Identify and pull out each line of the entries in which "name" occurs.

#### Dataset rows
###

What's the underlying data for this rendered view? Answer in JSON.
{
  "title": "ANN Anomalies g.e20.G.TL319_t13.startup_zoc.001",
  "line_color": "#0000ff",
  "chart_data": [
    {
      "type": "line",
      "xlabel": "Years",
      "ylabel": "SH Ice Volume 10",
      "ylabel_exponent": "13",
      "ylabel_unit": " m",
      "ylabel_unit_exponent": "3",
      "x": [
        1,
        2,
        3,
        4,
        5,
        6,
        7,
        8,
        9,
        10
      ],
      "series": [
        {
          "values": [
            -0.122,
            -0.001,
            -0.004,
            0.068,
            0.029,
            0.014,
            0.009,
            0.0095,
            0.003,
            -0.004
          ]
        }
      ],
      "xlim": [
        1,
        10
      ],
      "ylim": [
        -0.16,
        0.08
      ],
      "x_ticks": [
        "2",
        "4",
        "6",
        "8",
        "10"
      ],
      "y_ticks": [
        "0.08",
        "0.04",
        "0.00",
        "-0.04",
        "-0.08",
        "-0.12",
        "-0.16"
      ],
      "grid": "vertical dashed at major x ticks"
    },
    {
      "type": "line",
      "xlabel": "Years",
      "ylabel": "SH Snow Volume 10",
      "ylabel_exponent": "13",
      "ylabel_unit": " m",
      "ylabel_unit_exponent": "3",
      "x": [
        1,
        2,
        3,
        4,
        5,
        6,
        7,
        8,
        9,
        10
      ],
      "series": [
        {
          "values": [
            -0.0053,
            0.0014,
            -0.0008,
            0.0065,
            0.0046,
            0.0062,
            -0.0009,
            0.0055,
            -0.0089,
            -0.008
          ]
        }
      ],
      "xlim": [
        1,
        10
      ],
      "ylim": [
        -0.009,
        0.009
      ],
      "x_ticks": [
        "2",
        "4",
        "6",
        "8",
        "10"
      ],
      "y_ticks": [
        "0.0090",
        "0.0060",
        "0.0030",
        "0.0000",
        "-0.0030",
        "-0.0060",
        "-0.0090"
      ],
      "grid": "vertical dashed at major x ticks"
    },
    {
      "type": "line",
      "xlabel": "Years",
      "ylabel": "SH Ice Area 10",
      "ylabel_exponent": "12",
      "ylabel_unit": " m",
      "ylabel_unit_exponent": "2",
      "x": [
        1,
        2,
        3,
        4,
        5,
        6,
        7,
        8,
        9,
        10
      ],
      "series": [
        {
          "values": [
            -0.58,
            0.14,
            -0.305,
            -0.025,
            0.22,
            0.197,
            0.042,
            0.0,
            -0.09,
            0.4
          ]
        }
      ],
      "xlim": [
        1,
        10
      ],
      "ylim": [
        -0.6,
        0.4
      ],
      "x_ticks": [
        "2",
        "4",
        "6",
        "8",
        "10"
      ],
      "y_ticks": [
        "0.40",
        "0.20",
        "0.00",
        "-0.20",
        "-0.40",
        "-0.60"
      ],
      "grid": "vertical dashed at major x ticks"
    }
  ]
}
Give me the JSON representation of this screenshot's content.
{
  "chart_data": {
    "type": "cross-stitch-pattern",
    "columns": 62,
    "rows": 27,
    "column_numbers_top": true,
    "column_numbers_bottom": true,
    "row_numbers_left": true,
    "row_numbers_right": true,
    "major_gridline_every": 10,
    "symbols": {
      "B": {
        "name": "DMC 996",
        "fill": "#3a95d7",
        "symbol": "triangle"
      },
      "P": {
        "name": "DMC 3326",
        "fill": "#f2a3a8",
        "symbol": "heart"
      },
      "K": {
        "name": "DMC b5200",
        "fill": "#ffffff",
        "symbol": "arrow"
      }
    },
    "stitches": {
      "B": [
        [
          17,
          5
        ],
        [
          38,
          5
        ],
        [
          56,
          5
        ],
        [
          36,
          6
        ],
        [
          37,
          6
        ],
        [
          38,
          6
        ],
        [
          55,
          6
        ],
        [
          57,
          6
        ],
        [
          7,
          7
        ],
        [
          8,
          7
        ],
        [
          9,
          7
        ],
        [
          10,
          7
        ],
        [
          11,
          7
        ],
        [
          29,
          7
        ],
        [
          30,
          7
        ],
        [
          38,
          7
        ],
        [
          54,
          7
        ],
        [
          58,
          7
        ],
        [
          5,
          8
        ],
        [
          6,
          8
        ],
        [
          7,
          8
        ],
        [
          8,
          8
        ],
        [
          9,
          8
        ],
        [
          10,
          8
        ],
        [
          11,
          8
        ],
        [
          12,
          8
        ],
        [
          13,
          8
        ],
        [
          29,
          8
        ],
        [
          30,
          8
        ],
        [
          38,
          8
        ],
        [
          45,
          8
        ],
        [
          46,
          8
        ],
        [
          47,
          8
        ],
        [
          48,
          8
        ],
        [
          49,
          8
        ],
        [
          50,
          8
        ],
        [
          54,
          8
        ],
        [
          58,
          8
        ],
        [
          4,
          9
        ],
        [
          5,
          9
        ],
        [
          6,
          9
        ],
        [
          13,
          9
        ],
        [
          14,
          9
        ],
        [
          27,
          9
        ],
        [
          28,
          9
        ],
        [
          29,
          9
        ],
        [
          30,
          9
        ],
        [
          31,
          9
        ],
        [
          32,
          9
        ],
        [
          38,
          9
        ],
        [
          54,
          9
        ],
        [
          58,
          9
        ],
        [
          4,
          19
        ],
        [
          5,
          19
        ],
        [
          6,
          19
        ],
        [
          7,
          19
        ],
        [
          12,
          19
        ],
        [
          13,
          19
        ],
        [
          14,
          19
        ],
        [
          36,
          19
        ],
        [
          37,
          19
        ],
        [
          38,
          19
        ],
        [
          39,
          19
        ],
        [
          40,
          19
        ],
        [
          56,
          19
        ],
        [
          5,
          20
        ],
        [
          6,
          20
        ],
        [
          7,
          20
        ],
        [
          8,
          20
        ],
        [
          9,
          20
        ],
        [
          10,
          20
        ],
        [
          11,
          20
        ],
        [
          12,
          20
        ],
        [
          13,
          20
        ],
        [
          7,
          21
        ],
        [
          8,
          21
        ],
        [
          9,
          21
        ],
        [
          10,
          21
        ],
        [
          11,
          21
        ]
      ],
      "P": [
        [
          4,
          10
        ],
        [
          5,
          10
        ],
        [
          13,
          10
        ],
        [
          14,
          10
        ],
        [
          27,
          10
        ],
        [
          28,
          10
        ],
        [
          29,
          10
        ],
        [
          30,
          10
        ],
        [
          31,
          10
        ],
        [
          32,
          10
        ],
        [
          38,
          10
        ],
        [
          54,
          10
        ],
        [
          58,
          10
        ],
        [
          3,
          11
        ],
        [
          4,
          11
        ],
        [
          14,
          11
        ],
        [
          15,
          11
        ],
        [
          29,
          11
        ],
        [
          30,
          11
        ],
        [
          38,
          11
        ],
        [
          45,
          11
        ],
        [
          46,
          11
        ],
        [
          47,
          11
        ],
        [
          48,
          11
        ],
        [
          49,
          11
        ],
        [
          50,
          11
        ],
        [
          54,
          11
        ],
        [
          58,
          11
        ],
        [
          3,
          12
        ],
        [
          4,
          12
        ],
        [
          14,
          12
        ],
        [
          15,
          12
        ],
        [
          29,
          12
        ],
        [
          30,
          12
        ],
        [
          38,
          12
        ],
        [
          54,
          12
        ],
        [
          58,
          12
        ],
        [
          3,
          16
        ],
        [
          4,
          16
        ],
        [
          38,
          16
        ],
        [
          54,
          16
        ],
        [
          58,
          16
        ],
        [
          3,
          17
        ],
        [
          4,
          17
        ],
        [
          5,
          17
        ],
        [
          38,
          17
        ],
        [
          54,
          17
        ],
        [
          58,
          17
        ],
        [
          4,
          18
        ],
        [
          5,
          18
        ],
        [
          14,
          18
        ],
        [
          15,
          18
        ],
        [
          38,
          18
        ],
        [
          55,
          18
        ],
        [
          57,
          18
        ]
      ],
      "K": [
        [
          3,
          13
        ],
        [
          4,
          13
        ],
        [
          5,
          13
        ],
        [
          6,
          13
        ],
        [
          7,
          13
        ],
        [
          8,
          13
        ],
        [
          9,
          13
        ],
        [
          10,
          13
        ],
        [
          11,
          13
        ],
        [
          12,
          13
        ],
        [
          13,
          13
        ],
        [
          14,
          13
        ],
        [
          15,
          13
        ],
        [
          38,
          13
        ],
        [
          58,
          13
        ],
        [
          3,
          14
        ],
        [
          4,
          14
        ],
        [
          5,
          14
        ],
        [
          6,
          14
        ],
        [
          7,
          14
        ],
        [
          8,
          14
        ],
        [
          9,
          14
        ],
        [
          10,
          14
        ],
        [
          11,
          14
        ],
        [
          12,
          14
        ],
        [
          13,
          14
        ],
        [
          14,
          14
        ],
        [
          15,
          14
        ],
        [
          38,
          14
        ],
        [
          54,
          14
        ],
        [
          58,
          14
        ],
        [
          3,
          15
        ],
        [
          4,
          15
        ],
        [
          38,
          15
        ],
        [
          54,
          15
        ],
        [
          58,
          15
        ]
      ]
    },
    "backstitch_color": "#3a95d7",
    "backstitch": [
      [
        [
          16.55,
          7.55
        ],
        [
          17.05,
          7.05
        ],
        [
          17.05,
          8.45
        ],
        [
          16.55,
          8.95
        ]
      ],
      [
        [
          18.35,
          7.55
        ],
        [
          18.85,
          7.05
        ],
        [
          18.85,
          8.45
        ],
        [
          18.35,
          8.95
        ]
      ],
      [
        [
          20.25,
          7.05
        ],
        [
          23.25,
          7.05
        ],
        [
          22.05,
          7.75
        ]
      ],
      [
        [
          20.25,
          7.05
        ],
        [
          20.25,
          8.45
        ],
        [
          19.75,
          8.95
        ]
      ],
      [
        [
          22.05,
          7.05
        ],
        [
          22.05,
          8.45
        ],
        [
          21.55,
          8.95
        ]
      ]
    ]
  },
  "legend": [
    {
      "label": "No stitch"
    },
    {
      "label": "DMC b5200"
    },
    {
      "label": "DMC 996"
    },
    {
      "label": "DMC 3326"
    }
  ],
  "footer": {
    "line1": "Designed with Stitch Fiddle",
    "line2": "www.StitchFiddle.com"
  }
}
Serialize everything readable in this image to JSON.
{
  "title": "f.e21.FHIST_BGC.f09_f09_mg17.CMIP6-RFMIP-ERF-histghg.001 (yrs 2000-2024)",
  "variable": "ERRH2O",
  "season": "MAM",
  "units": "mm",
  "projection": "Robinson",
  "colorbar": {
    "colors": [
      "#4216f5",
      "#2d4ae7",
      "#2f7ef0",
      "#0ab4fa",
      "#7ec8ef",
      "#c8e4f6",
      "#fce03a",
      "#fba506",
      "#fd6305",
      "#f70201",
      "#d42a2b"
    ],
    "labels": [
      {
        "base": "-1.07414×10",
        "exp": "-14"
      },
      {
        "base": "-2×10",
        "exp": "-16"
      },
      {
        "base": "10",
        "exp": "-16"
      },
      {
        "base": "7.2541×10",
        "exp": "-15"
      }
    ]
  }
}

###

#### Response to this task
        "name": "DMC 996",
        "name": "DMC 3326",
        "name": "DMC b5200",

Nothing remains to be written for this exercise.